**Work to be completed**
Find the string "Last" in the listing and report every line that has it.

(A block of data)
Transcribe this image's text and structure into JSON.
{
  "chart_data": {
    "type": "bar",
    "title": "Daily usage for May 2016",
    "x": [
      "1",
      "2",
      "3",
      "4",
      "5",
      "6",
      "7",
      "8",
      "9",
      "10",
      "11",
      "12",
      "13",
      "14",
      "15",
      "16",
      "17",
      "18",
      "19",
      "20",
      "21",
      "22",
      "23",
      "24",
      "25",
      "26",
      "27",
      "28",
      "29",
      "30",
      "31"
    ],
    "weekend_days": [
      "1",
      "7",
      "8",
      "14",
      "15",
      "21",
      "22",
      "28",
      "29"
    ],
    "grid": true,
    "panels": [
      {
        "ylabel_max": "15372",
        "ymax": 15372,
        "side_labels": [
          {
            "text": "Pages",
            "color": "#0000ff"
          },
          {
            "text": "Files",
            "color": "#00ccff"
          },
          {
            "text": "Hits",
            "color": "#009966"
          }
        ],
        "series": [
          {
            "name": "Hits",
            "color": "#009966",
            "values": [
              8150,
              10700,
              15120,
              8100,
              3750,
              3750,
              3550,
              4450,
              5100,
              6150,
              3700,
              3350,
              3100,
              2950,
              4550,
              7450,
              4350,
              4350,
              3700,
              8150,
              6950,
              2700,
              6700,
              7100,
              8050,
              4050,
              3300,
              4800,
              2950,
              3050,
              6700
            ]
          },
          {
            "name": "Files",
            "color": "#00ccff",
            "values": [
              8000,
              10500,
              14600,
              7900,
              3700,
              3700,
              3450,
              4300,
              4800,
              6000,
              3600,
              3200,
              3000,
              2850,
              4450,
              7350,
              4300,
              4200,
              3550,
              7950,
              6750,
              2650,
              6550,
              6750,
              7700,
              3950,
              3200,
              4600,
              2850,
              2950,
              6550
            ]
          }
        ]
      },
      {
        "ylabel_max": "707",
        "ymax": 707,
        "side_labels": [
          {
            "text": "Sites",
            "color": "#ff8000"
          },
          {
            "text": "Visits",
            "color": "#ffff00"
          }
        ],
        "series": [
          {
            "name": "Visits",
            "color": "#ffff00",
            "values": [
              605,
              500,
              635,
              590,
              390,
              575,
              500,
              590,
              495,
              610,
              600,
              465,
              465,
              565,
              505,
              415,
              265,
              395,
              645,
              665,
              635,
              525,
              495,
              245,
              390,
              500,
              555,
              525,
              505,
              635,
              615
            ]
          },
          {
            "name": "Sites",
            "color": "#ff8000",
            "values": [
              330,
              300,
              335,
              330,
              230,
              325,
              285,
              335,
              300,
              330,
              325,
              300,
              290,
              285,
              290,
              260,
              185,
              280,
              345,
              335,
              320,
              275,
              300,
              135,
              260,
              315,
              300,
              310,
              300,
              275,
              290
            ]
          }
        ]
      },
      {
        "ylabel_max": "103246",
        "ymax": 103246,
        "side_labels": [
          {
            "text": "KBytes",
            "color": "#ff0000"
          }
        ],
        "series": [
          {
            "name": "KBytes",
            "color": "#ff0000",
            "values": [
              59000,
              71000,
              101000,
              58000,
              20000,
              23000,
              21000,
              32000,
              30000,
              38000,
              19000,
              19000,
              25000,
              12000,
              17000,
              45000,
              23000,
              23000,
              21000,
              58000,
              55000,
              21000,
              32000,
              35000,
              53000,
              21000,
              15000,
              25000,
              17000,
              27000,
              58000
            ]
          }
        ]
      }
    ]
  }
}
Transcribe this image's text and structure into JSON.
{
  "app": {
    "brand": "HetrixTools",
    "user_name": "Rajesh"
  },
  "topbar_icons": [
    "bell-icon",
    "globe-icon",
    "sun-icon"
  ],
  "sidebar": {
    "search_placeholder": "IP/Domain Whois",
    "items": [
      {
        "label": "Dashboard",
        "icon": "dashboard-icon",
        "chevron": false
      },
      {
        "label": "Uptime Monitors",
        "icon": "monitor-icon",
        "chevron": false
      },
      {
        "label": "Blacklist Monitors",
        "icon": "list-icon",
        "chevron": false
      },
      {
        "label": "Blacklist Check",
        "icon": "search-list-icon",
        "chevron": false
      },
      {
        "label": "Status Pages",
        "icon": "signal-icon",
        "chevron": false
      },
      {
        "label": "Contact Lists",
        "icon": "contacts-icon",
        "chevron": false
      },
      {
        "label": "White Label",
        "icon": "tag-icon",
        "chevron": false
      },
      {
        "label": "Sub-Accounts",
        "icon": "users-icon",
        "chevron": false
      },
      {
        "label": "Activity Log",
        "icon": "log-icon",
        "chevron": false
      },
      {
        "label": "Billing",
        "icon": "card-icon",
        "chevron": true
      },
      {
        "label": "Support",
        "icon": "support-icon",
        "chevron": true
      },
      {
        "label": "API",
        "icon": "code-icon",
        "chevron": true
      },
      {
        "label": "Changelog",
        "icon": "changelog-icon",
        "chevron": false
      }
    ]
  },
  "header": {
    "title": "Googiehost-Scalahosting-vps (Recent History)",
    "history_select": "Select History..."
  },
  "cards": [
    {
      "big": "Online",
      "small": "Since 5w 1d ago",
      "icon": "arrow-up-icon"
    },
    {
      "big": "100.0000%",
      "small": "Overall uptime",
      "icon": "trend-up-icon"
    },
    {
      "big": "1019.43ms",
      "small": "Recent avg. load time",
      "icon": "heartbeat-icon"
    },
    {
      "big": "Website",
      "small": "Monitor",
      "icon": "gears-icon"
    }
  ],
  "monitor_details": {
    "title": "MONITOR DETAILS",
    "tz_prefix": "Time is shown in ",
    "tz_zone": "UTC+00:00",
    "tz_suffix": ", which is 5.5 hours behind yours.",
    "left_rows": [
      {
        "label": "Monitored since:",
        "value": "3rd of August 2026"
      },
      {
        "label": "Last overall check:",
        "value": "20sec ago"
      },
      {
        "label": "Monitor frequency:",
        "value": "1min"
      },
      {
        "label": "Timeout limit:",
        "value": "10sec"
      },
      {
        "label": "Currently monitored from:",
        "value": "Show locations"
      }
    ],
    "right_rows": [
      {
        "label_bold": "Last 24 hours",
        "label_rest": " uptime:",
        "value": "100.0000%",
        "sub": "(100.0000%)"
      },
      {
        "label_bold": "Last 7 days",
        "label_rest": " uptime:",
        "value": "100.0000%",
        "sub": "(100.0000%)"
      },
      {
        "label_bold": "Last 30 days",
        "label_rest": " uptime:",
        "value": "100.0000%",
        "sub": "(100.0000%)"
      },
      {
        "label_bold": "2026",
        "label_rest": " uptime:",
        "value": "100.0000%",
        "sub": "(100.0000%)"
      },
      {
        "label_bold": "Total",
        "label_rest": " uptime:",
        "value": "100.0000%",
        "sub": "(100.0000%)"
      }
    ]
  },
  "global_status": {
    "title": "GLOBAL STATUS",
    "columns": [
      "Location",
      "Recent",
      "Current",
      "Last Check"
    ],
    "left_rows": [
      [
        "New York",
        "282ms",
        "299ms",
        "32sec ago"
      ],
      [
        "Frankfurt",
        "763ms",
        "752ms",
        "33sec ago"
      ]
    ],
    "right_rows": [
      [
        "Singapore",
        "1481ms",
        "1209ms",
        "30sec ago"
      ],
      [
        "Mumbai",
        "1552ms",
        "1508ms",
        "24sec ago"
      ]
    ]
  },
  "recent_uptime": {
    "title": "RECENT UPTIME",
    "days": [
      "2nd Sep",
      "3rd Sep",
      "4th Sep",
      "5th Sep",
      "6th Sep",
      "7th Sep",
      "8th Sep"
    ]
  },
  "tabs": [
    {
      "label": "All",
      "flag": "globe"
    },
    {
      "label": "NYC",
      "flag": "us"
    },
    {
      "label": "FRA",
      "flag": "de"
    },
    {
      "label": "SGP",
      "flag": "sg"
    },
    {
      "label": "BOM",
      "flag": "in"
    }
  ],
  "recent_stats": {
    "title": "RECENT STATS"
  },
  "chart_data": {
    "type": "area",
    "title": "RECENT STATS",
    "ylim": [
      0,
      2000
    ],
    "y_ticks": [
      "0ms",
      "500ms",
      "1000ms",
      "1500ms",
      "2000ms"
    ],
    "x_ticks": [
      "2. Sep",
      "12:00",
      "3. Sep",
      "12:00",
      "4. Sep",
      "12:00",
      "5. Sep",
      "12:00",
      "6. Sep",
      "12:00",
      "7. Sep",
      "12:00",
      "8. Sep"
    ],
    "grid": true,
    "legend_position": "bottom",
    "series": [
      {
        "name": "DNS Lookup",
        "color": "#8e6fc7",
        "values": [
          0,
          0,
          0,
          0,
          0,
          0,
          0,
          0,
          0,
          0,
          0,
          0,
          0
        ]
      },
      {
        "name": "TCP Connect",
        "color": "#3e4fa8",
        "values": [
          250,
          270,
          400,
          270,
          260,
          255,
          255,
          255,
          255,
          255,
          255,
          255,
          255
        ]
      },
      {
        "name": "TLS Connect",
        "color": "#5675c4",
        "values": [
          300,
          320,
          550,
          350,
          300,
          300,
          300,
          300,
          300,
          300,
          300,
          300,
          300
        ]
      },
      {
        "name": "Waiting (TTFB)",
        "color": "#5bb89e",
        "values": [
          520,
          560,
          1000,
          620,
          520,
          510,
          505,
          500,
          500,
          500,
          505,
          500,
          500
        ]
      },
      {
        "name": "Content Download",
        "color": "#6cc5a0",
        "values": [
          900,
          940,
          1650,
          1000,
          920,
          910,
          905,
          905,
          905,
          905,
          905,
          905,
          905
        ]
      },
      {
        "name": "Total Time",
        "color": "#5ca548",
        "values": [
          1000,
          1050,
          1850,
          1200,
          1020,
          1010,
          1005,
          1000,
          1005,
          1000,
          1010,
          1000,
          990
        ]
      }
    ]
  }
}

**Response to this exercise**
        "label": "Last overall check:",
        "label_bold": "Last 24 hours",
        "label_bold": "Last 7 days",
        "label_bold": "Last 30 days",
      "Last Check"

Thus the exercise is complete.